→ **The request**
Please find all lines in the data that hold the string "name" and copy them.

Recorded data
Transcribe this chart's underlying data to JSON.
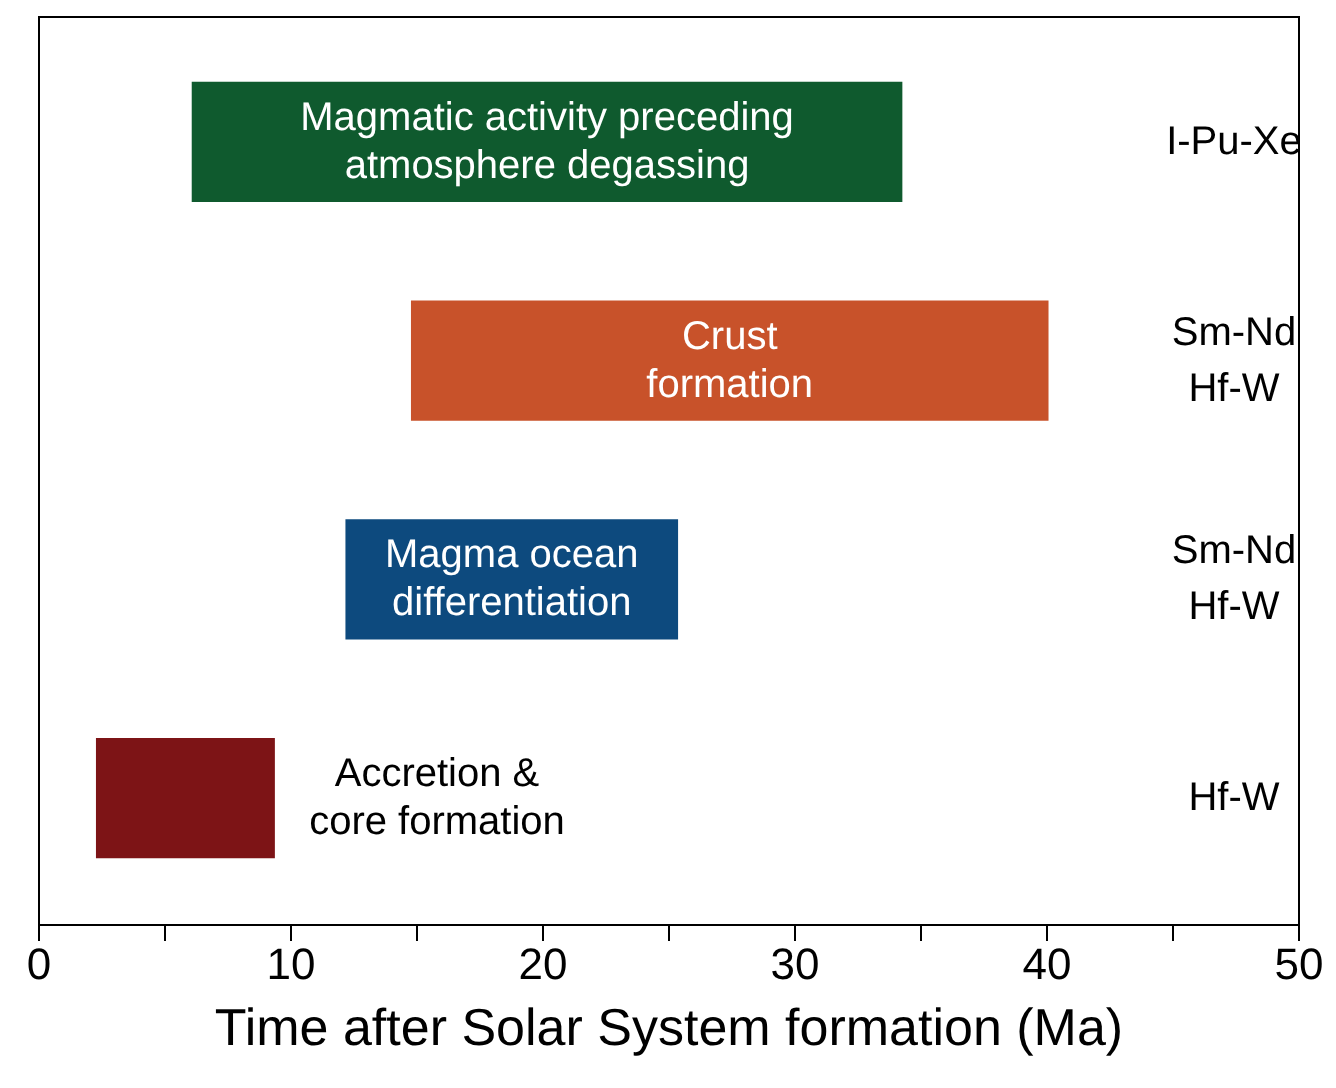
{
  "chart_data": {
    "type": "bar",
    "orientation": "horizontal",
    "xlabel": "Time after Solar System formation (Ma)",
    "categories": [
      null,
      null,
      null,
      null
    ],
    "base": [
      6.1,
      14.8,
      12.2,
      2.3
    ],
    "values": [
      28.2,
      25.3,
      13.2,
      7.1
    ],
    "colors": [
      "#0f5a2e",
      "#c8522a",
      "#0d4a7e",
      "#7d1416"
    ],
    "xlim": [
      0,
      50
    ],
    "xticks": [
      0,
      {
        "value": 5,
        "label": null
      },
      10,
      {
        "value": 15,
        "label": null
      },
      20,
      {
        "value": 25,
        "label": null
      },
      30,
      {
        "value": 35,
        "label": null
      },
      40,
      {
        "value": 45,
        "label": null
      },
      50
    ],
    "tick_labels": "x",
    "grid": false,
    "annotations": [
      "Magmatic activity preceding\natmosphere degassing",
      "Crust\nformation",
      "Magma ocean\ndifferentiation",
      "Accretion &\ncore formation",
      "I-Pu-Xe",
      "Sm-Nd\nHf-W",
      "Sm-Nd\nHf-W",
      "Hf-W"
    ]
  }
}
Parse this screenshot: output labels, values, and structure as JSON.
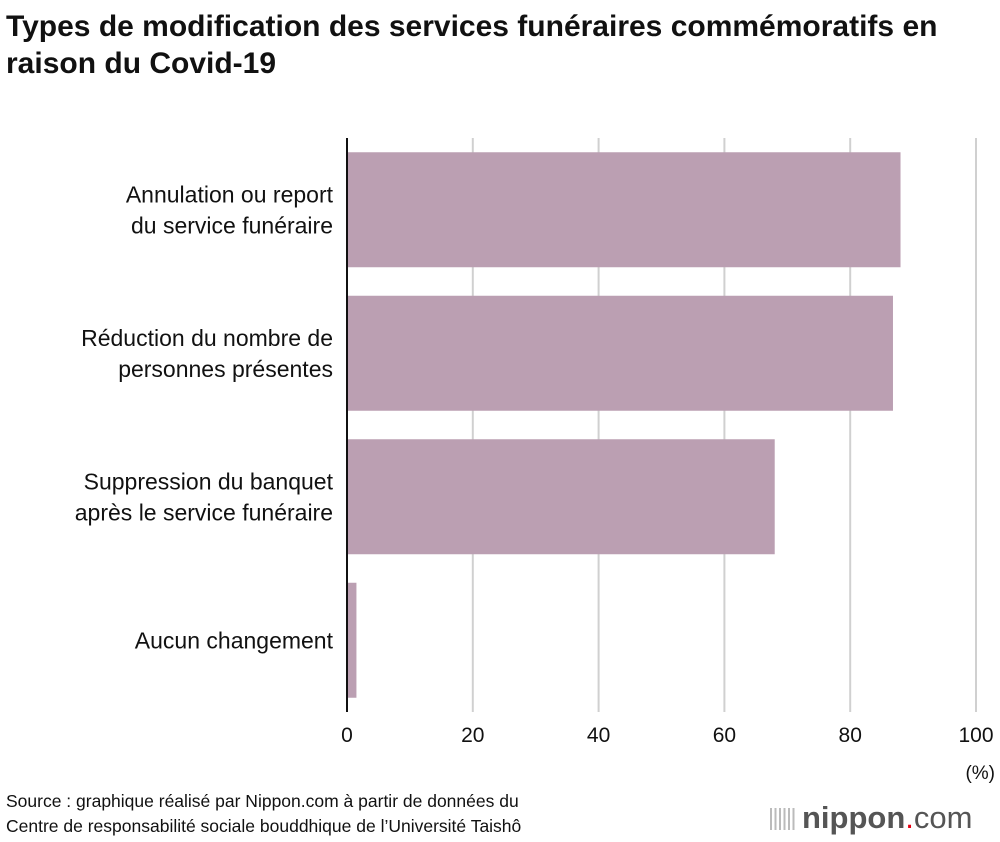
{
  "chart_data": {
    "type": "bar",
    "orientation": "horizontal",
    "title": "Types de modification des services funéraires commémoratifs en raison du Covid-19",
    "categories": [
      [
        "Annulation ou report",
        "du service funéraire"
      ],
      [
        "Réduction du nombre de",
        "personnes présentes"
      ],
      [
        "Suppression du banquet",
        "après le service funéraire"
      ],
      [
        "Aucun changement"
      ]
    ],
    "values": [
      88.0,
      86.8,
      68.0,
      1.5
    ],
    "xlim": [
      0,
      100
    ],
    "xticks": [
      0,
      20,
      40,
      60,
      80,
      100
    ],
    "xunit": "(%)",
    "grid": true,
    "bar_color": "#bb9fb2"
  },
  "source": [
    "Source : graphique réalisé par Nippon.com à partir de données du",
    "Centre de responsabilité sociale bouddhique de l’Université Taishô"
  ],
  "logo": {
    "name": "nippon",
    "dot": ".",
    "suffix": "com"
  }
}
---
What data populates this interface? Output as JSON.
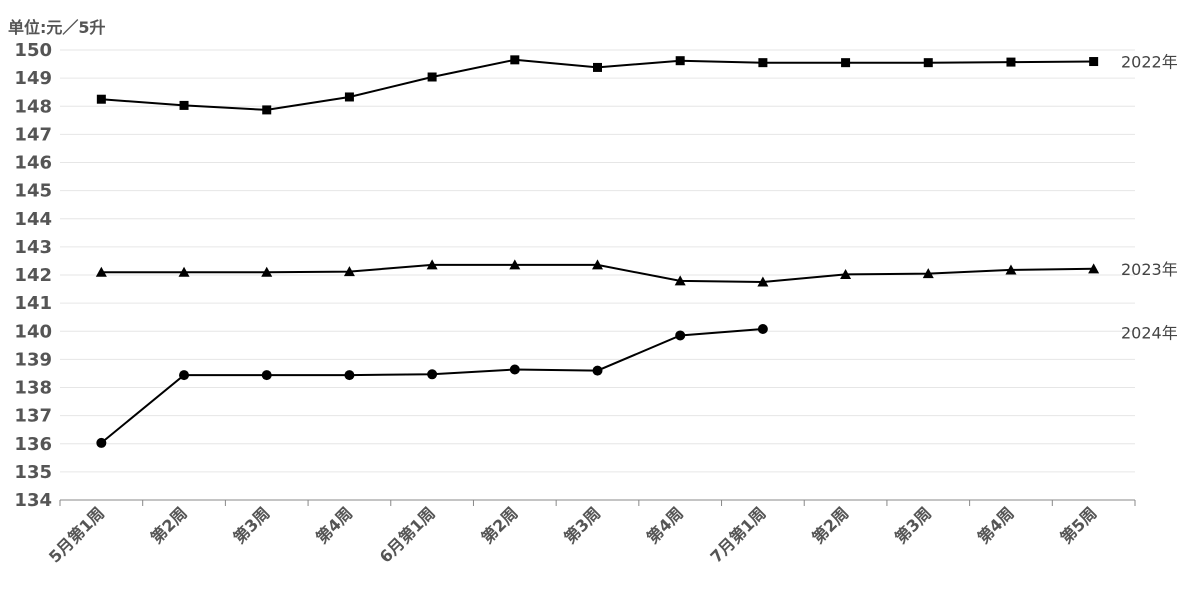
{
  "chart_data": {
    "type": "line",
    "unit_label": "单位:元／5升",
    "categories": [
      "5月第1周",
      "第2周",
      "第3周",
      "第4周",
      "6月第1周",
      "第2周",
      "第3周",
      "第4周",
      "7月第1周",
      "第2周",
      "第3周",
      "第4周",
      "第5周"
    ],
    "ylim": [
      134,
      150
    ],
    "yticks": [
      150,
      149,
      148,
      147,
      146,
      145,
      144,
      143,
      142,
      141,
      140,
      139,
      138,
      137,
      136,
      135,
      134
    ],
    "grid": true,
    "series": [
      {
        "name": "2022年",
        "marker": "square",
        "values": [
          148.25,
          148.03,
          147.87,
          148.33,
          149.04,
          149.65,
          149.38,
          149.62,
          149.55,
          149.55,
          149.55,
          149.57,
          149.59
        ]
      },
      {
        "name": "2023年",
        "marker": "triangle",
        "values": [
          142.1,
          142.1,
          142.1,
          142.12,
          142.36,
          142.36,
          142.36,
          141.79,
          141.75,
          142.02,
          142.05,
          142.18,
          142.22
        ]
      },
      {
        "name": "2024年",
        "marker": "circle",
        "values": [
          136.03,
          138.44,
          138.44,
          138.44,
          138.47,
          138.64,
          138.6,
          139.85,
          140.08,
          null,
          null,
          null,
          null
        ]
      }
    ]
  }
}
---
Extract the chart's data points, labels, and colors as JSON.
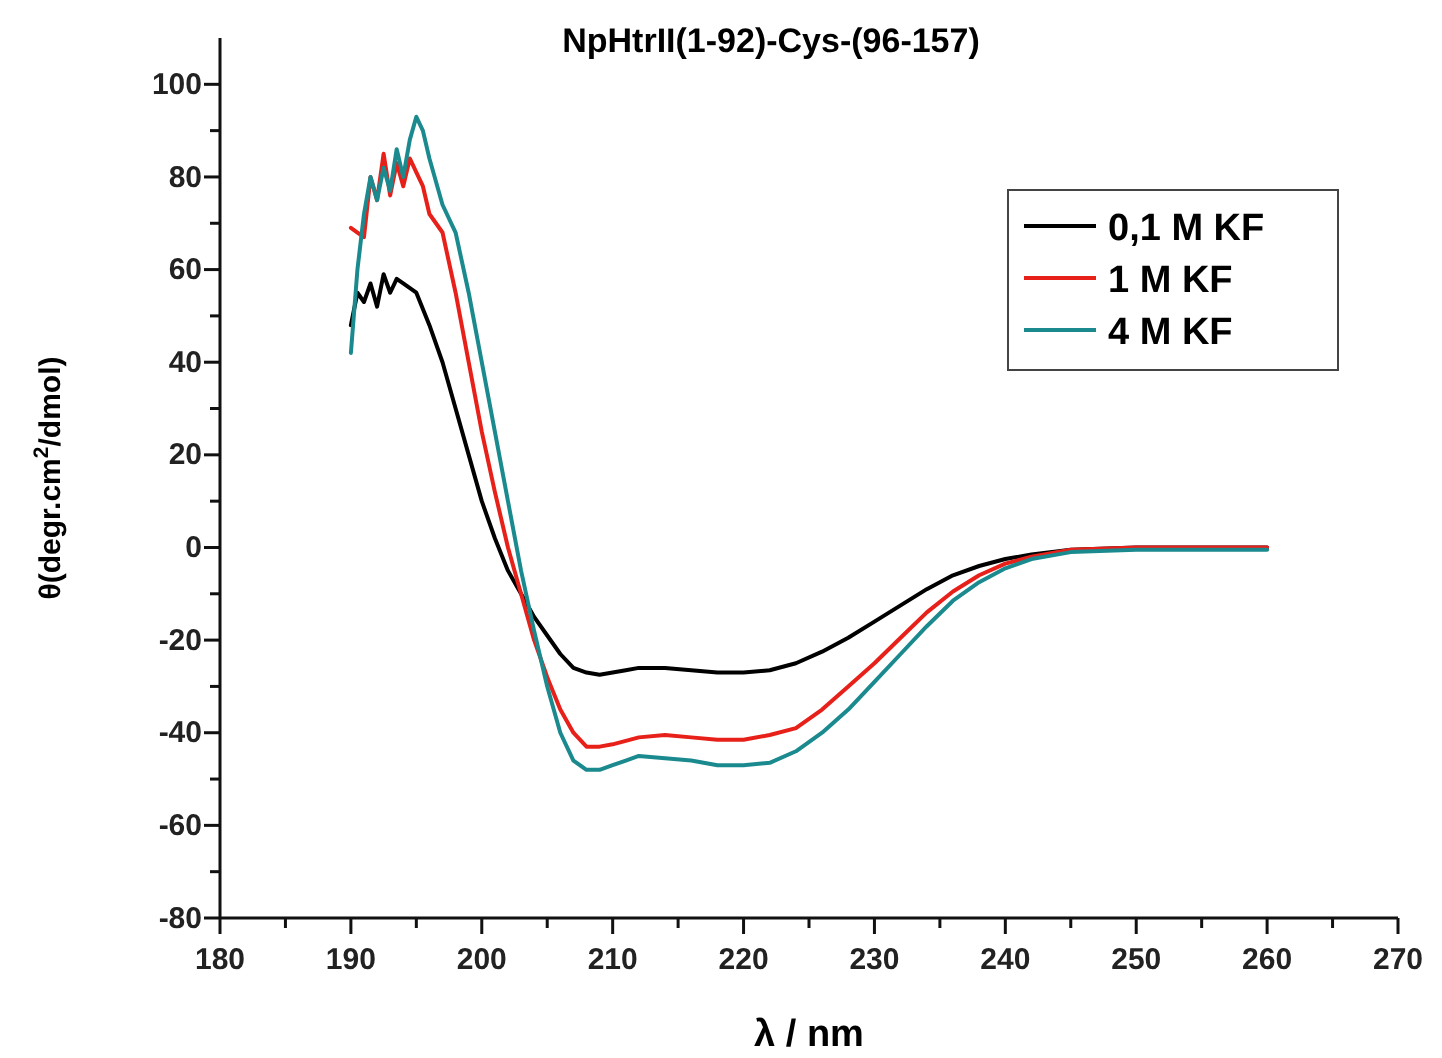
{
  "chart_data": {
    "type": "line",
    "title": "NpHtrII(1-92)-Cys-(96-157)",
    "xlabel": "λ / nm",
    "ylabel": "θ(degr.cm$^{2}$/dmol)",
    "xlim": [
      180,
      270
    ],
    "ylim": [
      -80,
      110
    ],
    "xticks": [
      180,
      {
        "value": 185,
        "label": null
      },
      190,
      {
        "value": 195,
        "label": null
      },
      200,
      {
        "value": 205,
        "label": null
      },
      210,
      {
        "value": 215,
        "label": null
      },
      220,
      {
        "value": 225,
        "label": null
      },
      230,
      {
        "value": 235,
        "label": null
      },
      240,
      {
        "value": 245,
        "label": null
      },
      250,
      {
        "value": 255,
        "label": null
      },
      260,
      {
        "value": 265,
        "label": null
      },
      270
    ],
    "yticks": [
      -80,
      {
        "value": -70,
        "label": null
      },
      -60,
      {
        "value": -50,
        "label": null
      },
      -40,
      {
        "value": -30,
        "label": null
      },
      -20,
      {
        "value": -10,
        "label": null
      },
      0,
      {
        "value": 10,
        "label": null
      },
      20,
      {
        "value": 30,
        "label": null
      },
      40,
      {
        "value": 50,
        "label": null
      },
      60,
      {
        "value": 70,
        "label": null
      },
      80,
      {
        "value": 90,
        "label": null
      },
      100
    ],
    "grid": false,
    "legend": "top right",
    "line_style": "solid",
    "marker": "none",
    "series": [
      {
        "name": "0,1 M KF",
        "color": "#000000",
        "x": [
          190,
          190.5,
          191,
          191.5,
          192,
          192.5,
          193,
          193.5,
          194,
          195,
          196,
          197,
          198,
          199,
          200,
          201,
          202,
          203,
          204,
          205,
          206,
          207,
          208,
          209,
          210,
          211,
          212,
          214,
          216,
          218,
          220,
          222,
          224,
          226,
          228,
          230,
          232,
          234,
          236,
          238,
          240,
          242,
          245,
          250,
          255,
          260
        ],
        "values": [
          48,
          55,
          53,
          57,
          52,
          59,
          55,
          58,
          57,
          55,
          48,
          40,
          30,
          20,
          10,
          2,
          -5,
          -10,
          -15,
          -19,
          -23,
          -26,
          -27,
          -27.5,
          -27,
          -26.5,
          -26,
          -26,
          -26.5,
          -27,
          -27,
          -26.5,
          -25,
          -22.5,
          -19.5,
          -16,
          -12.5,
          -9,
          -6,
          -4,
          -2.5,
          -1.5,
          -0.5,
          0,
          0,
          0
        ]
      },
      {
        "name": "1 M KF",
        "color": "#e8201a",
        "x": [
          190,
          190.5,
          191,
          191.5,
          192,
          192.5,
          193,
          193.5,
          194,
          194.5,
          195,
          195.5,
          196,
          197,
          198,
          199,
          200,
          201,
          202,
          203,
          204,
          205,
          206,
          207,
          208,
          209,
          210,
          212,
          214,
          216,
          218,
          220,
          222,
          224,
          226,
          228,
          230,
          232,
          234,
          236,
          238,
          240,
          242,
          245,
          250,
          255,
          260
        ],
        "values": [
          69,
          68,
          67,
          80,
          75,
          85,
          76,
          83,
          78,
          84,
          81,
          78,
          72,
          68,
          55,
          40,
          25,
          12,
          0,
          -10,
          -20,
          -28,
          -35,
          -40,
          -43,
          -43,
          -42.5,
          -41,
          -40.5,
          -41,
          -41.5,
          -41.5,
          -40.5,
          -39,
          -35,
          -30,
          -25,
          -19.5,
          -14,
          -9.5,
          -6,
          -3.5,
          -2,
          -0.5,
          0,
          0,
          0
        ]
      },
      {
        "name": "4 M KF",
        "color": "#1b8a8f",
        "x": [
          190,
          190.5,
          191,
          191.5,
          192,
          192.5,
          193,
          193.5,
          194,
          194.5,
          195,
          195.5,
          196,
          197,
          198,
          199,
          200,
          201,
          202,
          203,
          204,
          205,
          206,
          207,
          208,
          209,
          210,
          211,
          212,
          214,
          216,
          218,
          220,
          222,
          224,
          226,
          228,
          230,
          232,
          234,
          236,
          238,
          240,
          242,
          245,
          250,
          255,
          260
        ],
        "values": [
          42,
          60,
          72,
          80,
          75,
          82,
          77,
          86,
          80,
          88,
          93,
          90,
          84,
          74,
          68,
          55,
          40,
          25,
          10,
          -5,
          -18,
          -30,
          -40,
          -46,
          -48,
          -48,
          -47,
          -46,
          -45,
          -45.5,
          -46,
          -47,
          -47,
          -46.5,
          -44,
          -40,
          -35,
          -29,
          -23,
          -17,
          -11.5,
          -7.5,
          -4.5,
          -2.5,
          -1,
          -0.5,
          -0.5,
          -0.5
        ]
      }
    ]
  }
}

→ **Exercise answer**
    "name": "nippon",
        "name": "2022年",
        "name": "2023年",
        "name": "2024年",
        "name": "0,1 M KF",
        "name": "1 M KF",
        "name": "4 M KF",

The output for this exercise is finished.